Exercise:
Your task is to copy every line of the records below that contains "Rhodes".

Start of Recorded data

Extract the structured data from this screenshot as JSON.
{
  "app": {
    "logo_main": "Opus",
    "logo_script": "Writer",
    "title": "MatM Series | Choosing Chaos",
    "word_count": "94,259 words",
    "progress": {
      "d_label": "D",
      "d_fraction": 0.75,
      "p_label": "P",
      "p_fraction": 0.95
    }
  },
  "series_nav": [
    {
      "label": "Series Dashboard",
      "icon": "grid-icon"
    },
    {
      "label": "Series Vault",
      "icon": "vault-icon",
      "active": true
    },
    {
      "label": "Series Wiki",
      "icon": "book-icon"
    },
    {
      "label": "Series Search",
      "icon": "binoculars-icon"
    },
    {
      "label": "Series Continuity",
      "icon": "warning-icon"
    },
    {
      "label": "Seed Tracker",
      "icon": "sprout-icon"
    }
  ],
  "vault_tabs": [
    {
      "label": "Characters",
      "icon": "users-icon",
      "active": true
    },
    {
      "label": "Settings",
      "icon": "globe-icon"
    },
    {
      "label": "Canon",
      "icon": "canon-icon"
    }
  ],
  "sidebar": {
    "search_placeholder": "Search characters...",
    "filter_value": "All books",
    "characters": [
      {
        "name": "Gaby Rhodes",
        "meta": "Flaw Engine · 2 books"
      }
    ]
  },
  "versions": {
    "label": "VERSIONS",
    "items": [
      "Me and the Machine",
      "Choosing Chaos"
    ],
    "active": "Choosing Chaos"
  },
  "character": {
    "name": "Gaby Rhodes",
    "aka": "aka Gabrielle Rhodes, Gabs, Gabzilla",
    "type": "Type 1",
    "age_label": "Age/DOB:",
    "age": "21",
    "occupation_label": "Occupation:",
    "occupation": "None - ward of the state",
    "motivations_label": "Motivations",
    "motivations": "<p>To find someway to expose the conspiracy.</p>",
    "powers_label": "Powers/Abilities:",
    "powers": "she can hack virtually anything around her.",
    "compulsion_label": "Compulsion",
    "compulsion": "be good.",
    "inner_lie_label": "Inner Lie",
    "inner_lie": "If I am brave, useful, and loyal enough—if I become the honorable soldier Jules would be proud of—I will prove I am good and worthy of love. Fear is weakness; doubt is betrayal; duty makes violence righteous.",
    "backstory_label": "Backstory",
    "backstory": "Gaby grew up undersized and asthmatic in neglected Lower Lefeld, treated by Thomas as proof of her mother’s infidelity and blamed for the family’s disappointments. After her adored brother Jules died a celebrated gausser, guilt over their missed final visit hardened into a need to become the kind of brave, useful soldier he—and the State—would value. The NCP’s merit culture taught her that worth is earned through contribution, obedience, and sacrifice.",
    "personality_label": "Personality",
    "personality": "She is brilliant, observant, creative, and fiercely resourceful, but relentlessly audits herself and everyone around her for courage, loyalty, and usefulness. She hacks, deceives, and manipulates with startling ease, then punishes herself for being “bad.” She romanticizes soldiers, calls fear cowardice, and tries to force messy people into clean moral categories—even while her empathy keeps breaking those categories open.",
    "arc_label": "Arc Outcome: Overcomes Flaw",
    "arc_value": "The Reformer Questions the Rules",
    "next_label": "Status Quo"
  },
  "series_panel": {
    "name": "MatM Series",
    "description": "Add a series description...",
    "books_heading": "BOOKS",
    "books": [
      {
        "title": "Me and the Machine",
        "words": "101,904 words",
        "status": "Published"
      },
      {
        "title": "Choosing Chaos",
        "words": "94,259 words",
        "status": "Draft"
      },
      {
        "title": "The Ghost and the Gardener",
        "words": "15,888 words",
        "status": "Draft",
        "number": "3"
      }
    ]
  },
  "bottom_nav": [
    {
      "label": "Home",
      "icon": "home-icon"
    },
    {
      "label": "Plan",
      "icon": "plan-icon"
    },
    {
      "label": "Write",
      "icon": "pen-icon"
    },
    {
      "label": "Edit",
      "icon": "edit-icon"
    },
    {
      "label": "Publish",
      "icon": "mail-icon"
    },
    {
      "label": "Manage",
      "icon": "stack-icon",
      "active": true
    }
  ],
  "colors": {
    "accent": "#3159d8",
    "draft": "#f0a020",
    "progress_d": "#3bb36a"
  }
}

End of Recorded data

Answer to this exercise:
        "name": "Gaby Rhodes",
    "name": "Gaby Rhodes",
    "aka": "aka Gabrielle Rhodes, Gabs, Gabzilla",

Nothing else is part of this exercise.